→ **EXERCISE 1**:
Retype the lines of the records from the start through the line containing "- measured-point: [190, 132, 197, 139]", inclusive, keeping each one unchanged.

→ **EXTRACTED TEXT**:
Don't be afraid to play with fun fabrics when making your window treatments. Both swags and drapes can look really cool with a sheer chintz or a sari fabric. Or it you'd like a tougher fabric, some dyed canvases can look very nice, as long as they're not too stiff.

Another really good one for a simple, clean look is linen. Linen window treatments work particularly well if you want the light that you get in with a sheer fabric, but don't want the "sheer". Linen also tends to look really clean and nice, so it can freshen up a room really well.

Whatever fabric you do choose, remember to wash it periodically -- so many people neglect to wash their window treatments, and they become breeding grounds for dust mites!

Post 3

Is it possible to make window blinds at home? Right now I've got some kind of chintzy window valances (the owner before me was apparently into discount window treatments), and while I'm not opposed to window treatments like valances on principle, but I just think blinds would work better for these particular windows.

Is it possible to make these at home and still make them look good, or should I just buy some?

Post 2

One thing to remember when making window treatments, especially curtains, is to measure your top and bottom fabrics very carefully, as any fabric hanging out the bottom of your curtains just looks messy.

This is true for all window draperies, but especially window treatments like drapes and swags.

So remember to keep your measurements tight and your hems clean, and you'll have fantastic drapes in no time.

Post 1

Silk scarves are a great way to make your windows more exciting! Old sheets can be sewn into curtains really easily.

→ **TASK INPUTS**:
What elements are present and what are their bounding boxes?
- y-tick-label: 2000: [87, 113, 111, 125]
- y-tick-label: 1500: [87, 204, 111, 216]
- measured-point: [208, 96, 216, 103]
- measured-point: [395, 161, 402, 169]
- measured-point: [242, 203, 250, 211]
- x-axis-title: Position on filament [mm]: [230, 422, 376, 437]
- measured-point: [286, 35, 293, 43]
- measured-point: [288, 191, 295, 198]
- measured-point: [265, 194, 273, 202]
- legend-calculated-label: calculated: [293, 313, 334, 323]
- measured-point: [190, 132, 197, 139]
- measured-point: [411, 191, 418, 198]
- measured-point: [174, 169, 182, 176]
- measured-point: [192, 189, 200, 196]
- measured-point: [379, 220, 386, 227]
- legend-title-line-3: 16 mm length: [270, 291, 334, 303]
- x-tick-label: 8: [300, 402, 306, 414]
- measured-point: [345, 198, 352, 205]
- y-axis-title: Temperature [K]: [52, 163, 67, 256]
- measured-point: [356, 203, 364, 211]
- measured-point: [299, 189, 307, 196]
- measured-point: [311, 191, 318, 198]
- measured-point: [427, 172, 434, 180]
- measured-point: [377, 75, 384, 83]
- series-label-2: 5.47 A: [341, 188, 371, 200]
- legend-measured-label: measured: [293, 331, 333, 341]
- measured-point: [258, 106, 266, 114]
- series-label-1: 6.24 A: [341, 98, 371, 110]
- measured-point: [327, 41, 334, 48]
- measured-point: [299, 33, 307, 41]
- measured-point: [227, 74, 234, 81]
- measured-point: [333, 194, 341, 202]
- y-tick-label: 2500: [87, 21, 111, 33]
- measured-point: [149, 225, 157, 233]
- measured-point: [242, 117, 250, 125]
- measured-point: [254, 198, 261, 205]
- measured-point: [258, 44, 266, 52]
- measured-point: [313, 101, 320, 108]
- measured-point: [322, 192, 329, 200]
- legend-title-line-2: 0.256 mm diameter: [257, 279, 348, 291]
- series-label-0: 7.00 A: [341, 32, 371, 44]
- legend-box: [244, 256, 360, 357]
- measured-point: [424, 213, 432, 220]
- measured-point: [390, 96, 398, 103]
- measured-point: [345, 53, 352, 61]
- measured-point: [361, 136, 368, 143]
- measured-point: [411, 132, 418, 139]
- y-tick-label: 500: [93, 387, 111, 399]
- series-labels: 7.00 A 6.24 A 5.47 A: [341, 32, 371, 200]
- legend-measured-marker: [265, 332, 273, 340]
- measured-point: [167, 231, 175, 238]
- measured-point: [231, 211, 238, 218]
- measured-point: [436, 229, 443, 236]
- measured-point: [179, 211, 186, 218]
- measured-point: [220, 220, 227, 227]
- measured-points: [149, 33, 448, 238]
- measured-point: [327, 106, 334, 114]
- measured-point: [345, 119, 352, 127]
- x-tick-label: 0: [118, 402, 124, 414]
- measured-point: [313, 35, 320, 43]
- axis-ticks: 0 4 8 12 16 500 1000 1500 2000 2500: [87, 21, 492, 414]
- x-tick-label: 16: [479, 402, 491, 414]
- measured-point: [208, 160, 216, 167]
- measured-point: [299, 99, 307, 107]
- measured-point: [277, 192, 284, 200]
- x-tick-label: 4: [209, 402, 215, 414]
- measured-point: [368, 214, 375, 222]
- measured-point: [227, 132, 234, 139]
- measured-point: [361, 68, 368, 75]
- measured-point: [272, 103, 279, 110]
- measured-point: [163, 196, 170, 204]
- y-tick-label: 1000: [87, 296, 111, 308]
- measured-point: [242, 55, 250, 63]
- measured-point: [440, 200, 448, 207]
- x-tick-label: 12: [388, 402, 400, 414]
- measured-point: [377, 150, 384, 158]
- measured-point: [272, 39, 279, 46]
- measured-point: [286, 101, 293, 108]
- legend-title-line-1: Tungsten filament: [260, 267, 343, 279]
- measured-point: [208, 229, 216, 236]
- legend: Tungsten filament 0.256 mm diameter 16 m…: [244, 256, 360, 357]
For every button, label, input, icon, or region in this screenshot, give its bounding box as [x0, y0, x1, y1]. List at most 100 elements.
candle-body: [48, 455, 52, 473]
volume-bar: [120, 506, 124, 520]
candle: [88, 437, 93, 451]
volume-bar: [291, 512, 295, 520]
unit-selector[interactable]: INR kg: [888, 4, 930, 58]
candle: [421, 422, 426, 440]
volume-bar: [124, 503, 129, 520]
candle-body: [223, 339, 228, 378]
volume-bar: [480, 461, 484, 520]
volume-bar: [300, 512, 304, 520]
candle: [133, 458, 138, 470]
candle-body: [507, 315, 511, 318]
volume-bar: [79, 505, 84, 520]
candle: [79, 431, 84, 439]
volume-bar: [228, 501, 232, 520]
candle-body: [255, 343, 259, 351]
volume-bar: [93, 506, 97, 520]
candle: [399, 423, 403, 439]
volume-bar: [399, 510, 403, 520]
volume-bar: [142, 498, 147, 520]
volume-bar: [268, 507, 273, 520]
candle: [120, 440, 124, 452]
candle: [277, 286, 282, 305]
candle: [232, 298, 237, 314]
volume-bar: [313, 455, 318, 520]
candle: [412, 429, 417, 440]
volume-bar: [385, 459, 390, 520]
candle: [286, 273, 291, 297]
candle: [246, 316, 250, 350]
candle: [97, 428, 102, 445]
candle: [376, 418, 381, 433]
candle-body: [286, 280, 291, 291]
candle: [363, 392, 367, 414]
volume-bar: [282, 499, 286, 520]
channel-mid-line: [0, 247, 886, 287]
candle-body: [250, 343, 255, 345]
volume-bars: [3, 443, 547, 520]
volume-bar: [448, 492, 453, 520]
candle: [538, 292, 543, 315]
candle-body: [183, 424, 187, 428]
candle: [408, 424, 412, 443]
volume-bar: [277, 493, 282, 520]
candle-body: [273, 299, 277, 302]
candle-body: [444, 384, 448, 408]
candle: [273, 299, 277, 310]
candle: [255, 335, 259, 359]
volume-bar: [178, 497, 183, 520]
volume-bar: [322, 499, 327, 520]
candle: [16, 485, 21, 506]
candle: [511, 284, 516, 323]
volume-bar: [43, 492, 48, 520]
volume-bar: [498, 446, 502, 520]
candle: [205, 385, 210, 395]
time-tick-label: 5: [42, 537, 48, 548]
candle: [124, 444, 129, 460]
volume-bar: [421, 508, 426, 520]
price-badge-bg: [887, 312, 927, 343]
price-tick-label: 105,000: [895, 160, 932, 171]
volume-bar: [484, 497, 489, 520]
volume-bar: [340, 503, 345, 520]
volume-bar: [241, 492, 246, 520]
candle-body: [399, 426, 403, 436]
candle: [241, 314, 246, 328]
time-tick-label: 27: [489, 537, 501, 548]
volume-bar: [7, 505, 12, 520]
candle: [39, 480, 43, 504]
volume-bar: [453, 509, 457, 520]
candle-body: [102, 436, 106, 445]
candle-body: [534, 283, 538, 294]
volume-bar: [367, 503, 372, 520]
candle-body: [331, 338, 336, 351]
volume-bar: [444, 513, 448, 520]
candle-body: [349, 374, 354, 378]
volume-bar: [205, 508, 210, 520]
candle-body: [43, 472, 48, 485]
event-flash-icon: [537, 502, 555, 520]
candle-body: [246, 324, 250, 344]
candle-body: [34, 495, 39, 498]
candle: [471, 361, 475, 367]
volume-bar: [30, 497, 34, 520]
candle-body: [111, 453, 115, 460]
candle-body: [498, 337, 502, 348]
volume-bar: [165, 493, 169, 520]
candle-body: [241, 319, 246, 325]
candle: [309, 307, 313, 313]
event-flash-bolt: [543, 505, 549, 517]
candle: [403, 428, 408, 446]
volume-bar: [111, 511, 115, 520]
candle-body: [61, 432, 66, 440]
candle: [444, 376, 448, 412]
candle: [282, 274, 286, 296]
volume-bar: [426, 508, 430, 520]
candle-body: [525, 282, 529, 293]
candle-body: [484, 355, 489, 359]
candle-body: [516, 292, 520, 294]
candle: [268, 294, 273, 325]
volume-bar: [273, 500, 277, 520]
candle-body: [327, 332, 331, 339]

→ **EXERCISE 2**:
List every specific fabric that the first two paragraphs of the window-treatments text suggest using.

→ **WORKED ANSWER 1**:
What elements are present and what are their bounding boxes?
- y-tick-label: 2000: [87, 113, 111, 125]
- y-tick-label: 1500: [87, 204, 111, 216]
- measured-point: [208, 96, 216, 103]
- measured-point: [395, 161, 402, 169]
- measured-point: [242, 203, 250, 211]
- x-axis-title: Position on filament [mm]: [230, 422, 376, 437]
- measured-point: [286, 35, 293, 43]
- measured-point: [288, 191, 295, 198]
- measured-point: [265, 194, 273, 202]
- legend-calculated-label: calculated: [293, 313, 334, 323]
- measured-point: [190, 132, 197, 139]

→ **WORKED ANSWER 2**:
- Sheer chintz
- Sari fabric
- Dyed canvases
- Linen